— start of Supplied information —

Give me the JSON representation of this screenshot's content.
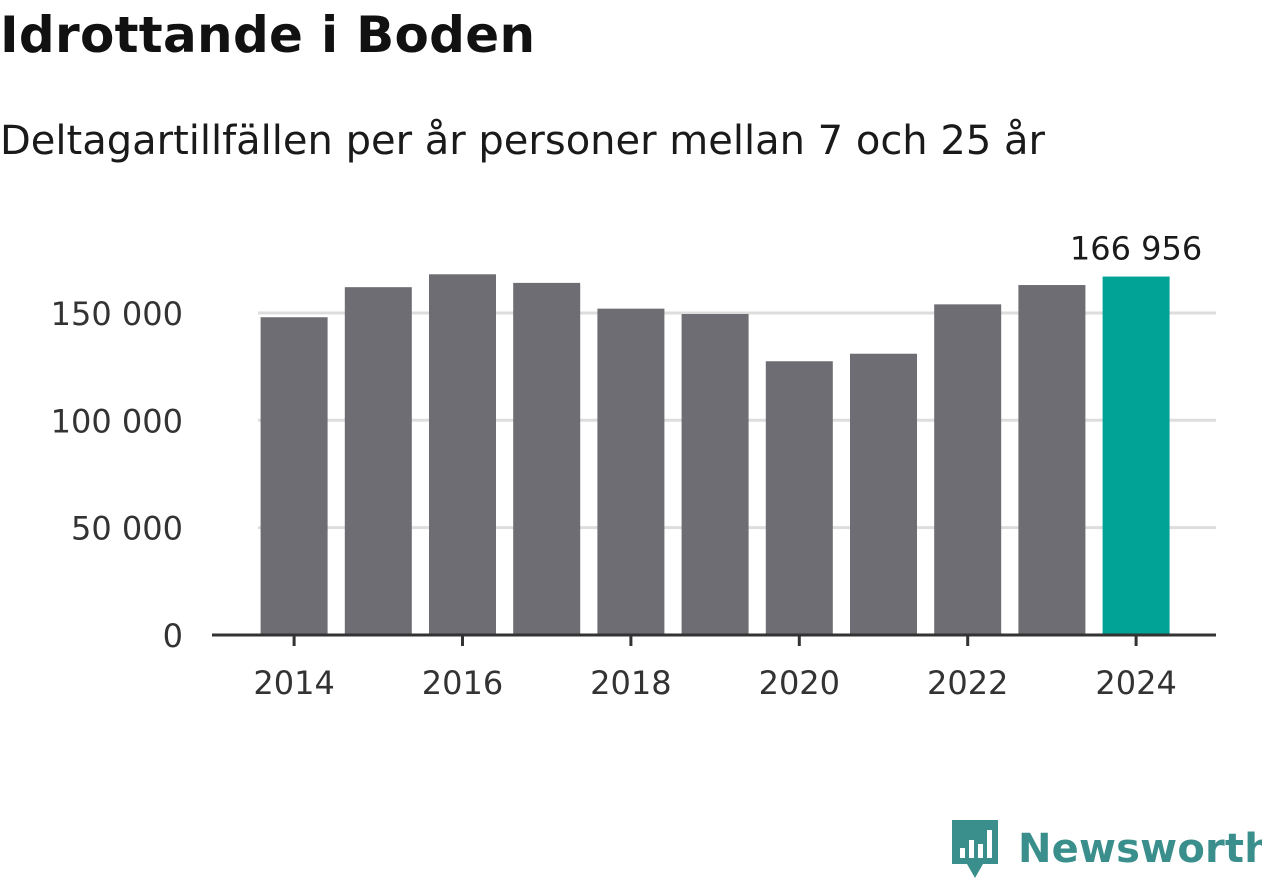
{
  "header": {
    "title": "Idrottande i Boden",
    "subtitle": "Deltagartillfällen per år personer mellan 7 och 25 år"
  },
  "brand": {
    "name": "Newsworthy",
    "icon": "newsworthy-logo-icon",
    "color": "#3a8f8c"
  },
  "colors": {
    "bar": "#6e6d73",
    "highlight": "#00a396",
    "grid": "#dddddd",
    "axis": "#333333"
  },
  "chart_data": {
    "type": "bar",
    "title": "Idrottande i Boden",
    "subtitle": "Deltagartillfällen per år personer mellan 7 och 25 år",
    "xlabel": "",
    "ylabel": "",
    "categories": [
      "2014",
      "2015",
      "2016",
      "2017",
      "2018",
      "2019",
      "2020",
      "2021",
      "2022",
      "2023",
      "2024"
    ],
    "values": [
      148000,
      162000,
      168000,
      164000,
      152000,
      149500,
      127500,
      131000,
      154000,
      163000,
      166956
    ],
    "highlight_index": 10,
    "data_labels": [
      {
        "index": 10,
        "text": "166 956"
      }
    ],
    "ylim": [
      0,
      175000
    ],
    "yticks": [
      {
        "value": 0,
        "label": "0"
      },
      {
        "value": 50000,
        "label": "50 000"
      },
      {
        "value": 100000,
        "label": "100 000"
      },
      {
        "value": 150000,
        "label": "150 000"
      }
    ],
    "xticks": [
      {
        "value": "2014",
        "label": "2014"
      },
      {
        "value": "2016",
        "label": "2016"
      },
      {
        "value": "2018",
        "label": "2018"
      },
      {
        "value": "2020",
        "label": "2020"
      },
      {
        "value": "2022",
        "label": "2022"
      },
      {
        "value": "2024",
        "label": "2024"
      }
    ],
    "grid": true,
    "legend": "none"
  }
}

— end of Supplied information —

• _The exercise_
Pick out each line containing "mellan" and report it.

• _Finished exercise_
    "subtitle": "Deltagartillfällen per år personer mellan 7 och 25 år"
    "subtitle": "Deltagartillfällen per år personer mellan 7 och 25 år",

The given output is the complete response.